**SUPPLIED MATERIAL:**
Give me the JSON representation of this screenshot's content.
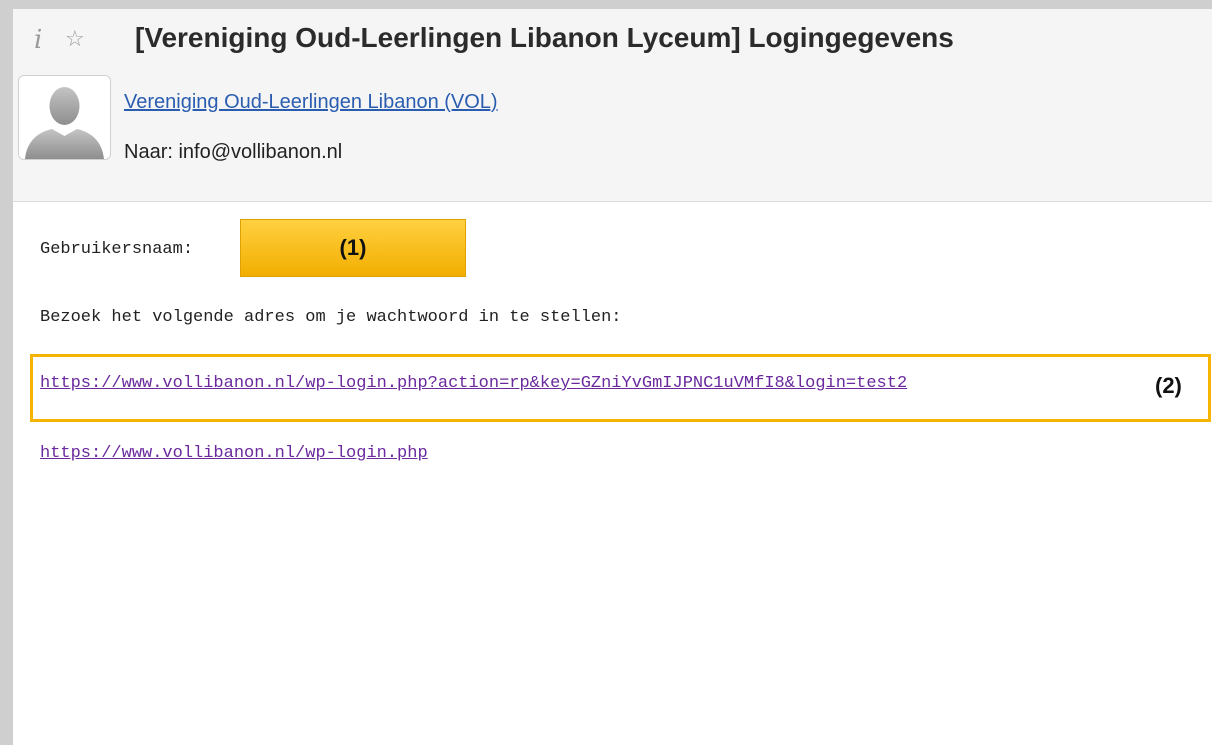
{
  "header": {
    "subject": "[Vereniging Oud-Leerlingen Libanon Lyceum] Logingegevens",
    "info_icon": "i",
    "star_icon": "☆",
    "sender_name": "Vereniging Oud-Leerlingen Libanon (VOL)",
    "recipient_line": "Naar: info@vollibanon.nl",
    "avatar_icon": "user-silhouette-icon"
  },
  "body": {
    "username_label": "Gebruikersnaam:",
    "username_annotation": "(1)",
    "instruction": "Bezoek het volgende adres om je wachtwoord in te stellen:",
    "reset_link": "https://www.vollibanon.nl/wp-login.php?action=rp&key=GZniYvGmIJPNC1uVMfI8&login=test2",
    "reset_annotation": "(2)",
    "login_link": "https://www.vollibanon.nl/wp-login.php"
  },
  "colors": {
    "highlight": "#f4b400",
    "link_visited": "#6a2a9e",
    "sender_link": "#2a5db0"
  }
}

**THE EXERCISE:** Which lines include "https"? Copy each of them out.

**EXERCISE RESPONSE:**
    "reset_link": "https://www.vollibanon.nl/wp-login.php?action=rp&key=GZniYvGmIJPNC1uVMfI8&login=test2",
    "login_link": "https://www.vollibanon.nl/wp-login.php"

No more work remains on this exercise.